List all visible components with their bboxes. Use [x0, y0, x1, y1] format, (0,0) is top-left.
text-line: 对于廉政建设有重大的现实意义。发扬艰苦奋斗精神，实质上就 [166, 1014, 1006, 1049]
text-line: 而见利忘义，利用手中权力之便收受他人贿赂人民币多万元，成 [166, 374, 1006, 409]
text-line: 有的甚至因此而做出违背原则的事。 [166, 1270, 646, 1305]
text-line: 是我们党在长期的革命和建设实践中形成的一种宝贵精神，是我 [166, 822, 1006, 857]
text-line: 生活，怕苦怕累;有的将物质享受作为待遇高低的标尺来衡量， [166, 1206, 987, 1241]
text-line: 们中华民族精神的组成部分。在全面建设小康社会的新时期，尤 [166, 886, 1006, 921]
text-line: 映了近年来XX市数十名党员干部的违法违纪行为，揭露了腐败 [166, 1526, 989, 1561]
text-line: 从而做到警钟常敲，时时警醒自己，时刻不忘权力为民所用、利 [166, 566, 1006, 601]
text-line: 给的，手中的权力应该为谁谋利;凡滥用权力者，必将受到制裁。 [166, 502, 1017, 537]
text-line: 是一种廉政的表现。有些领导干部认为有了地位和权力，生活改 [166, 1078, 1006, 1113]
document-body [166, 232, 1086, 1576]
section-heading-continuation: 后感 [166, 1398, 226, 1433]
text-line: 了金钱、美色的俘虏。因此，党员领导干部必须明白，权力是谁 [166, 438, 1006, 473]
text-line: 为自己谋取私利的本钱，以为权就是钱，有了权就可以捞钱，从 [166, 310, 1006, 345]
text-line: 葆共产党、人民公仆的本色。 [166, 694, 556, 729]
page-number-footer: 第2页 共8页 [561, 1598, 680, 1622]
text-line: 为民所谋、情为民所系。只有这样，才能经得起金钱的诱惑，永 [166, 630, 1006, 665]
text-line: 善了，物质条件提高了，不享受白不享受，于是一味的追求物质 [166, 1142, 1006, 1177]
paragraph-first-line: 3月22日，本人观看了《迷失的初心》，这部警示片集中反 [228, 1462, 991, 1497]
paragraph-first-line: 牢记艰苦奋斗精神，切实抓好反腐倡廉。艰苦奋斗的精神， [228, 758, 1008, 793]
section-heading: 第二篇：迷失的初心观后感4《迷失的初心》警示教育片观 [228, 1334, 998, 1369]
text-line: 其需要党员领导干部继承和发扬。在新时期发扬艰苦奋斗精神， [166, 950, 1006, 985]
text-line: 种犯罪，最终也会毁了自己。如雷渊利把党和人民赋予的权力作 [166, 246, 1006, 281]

☆ ☆ ☆ ☆

WHAT YOU HAVE TO DO —
Please reproduce the listing word for word, starting at its first line and ending at the line that contains "text-line: 为民所谋、情为民所系。只有这样，才能经得起金钱的诱惑，永 [166, 630, 1006, 665]", with both of those lines included.

EXERCISE SOLUTION —
List all visible components with their bboxes. Use [x0, y0, x1, y1] format, (0,0) is top-left.
text-line: 对于廉政建设有重大的现实意义。发扬艰苦奋斗精神，实质上就 [166, 1014, 1006, 1049]
text-line: 而见利忘义，利用手中权力之便收受他人贿赂人民币多万元，成 [166, 374, 1006, 409]
text-line: 有的甚至因此而做出违背原则的事。 [166, 1270, 646, 1305]
text-line: 是我们党在长期的革命和建设实践中形成的一种宝贵精神，是我 [166, 822, 1006, 857]
text-line: 生活，怕苦怕累;有的将物质享受作为待遇高低的标尺来衡量， [166, 1206, 987, 1241]
text-line: 们中华民族精神的组成部分。在全面建设小康社会的新时期，尤 [166, 886, 1006, 921]
text-line: 映了近年来XX市数十名党员干部的违法违纪行为，揭露了腐败 [166, 1526, 989, 1561]
text-line: 从而做到警钟常敲，时时警醒自己，时刻不忘权力为民所用、利 [166, 566, 1006, 601]
text-line: 给的，手中的权力应该为谁谋利;凡滥用权力者，必将受到制裁。 [166, 502, 1017, 537]
text-line: 是一种廉政的表现。有些领导干部认为有了地位和权力，生活改 [166, 1078, 1006, 1113]
document-body [166, 232, 1086, 1576]
section-heading-continuation: 后感 [166, 1398, 226, 1433]
text-line: 了金钱、美色的俘虏。因此，党员领导干部必须明白，权力是谁 [166, 438, 1006, 473]
text-line: 为自己谋取私利的本钱，以为权就是钱，有了权就可以捞钱，从 [166, 310, 1006, 345]
text-line: 葆共产党、人民公仆的本色。 [166, 694, 556, 729]
page-number-footer: 第2页 共8页 [561, 1598, 680, 1622]
text-line: 为民所谋、情为民所系。只有这样，才能经得起金钱的诱惑，永 [166, 630, 1006, 665]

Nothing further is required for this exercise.